### Problem statement
Omit every picture and return the rest of the data unaltered.
* * *
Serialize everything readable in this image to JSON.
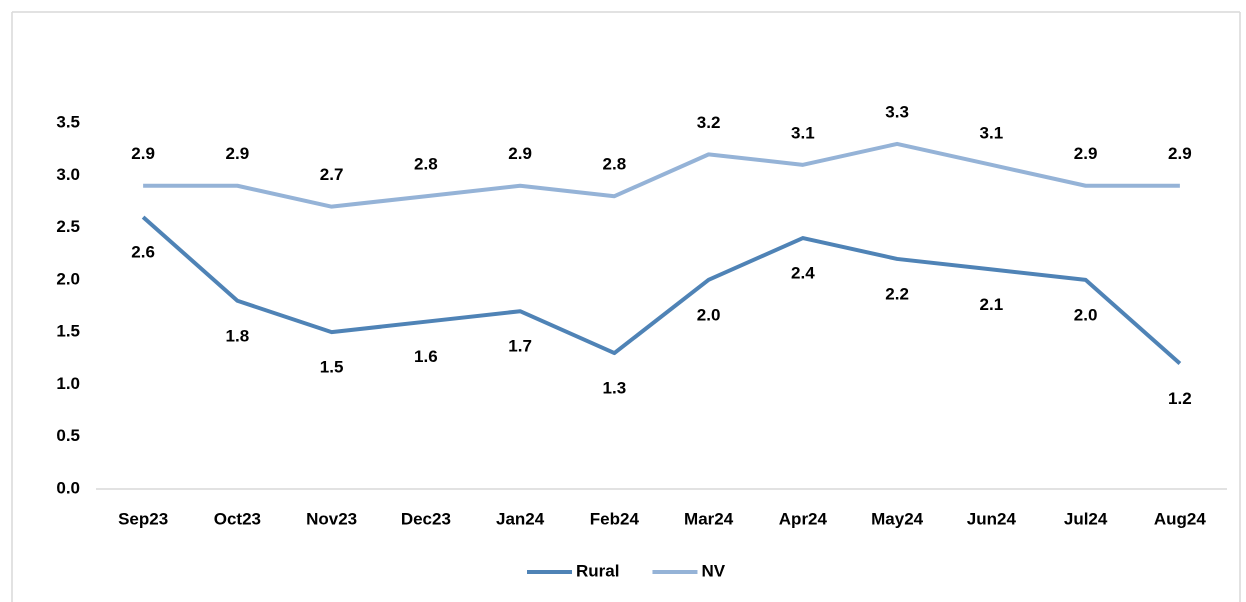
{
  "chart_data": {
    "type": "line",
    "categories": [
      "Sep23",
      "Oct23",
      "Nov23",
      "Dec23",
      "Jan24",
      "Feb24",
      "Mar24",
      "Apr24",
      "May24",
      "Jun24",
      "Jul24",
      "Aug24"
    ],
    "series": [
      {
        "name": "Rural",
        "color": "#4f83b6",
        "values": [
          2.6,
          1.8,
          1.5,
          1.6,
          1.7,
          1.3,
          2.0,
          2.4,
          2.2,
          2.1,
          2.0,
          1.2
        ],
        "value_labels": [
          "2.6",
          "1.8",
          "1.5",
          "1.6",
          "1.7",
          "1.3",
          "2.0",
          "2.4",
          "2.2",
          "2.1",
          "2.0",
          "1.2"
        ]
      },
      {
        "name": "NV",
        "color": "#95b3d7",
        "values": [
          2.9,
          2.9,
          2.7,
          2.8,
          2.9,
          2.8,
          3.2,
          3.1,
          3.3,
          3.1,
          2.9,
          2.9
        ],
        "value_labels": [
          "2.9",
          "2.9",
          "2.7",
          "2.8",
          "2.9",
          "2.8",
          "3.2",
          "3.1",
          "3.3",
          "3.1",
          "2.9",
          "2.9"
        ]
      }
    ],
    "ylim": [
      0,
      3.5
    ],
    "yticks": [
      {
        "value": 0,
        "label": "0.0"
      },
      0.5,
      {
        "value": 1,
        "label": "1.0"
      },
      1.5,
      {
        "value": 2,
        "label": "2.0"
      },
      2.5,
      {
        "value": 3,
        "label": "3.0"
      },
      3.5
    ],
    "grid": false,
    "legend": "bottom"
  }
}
* * *
### The response
Serialize everything readable in this image to JSON.
{
  "chart_data": {
    "type": "line",
    "categories": [
      "Sep23",
      "Oct23",
      "Nov23",
      "Dec23",
      "Jan24",
      "Feb24",
      "Mar24",
      "Apr24",
      "May24",
      "Jun24",
      "Jul24",
      "Aug24"
    ],
    "series": [
      {
        "name": "Rural",
        "color": "#4f83b6",
        "values": [
          2.6,
          1.8,
          1.5,
          1.6,
          1.7,
          1.3,
          2.0,
          2.4,
          2.2,
          2.1,
          2.0,
          1.2
        ],
        "value_labels": [
          "2.6",
          "1.8",
          "1.5",
          "1.6",
          "1.7",
          "1.3",
          "2.0",
          "2.4",
          "2.2",
          "2.1",
          "2.0",
          "1.2"
        ]
      },
      {
        "name": "NV",
        "color": "#95b3d7",
        "values": [
          2.9,
          2.9,
          2.7,
          2.8,
          2.9,
          2.8,
          3.2,
          3.1,
          3.3,
          3.1,
          2.9,
          2.9
        ],
        "value_labels": [
          "2.9",
          "2.9",
          "2.7",
          "2.8",
          "2.9",
          "2.8",
          "3.2",
          "3.1",
          "3.3",
          "3.1",
          "2.9",
          "2.9"
        ]
      }
    ],
    "ylim": [
      0,
      3.5
    ],
    "yticks": [
      {
        "value": 0,
        "label": "0.0"
      },
      0.5,
      {
        "value": 1,
        "label": "1.0"
      },
      1.5,
      {
        "value": 2,
        "label": "2.0"
      },
      2.5,
      {
        "value": 3,
        "label": "3.0"
      },
      3.5
    ],
    "grid": false,
    "legend": "bottom"
  }
}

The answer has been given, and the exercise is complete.